Exercise aim -
Write out the data below exactly as given, without any of its pictures.
— BEGIN Records —
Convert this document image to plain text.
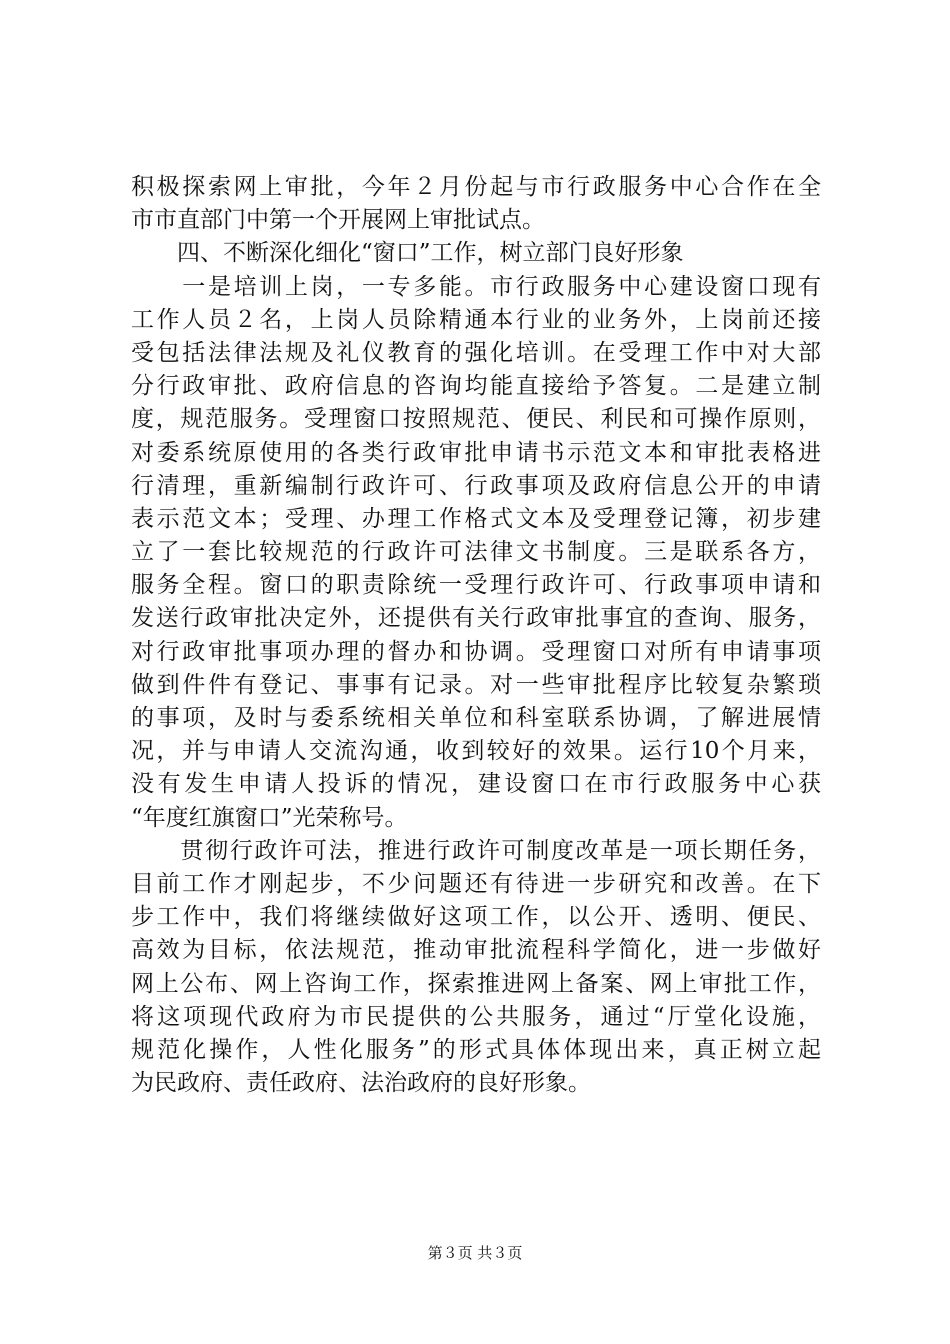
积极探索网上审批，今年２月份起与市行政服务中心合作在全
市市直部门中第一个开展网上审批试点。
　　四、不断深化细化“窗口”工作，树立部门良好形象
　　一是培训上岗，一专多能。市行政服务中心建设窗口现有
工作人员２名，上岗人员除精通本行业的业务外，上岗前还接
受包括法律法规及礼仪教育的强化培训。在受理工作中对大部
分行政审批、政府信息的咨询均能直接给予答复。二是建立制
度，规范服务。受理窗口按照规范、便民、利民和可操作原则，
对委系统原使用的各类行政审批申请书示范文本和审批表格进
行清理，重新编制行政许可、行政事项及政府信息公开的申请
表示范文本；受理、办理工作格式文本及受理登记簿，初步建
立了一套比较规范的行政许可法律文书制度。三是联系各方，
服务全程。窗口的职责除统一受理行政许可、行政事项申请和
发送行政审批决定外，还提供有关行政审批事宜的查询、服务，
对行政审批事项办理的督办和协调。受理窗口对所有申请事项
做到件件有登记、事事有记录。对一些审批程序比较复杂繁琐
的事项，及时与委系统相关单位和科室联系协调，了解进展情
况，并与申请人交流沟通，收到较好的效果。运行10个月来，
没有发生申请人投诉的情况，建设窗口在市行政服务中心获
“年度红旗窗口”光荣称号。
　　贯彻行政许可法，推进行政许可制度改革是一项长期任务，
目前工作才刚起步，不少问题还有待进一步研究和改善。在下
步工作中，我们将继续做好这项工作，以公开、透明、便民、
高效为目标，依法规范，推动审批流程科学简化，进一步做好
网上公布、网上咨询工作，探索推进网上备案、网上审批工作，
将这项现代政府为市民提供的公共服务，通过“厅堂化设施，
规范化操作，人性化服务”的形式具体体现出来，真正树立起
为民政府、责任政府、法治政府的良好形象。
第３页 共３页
— END Records —
Task answer -
Convert this document image to plain text.
积极探索网上审批，今年２月份起与市行政服务中心合作在全
市市直部门中第一个开展网上审批试点。
　　四、不断深化细化“窗口”工作，树立部门良好形象
　　一是培训上岗，一专多能。市行政服务中心建设窗口现有
工作人员２名，上岗人员除精通本行业的业务外，上岗前还接
受包括法律法规及礼仪教育的强化培训。在受理工作中对大部
分行政审批、政府信息的咨询均能直接给予答复。二是建立制
度，规范服务。受理窗口按照规范、便民、利民和可操作原则，
对委系统原使用的各类行政审批申请书示范文本和审批表格进
行清理，重新编制行政许可、行政事项及政府信息公开的申请
表示范文本；受理、办理工作格式文本及受理登记簿，初步建
立了一套比较规范的行政许可法律文书制度。三是联系各方，
服务全程。窗口的职责除统一受理行政许可、行政事项申请和
发送行政审批决定外，还提供有关行政审批事宜的查询、服务，
对行政审批事项办理的督办和协调。受理窗口对所有申请事项
做到件件有登记、事事有记录。对一些审批程序比较复杂繁琐
的事项，及时与委系统相关单位和科室联系协调，了解进展情
况，并与申请人交流沟通，收到较好的效果。运行10个月来，
没有发生申请人投诉的情况，建设窗口在市行政服务中心获
“年度红旗窗口”光荣称号。
　　贯彻行政许可法，推进行政许可制度改革是一项长期任务，
目前工作才刚起步，不少问题还有待进一步研究和改善。在下
步工作中，我们将继续做好这项工作，以公开、透明、便民、
高效为目标，依法规范，推动审批流程科学简化，进一步做好
网上公布、网上咨询工作，探索推进网上备案、网上审批工作，
将这项现代政府为市民提供的公共服务，通过“厅堂化设施，
规范化操作，人性化服务”的形式具体体现出来，真正树立起
为民政府、责任政府、法治政府的良好形象。
第３页 共３页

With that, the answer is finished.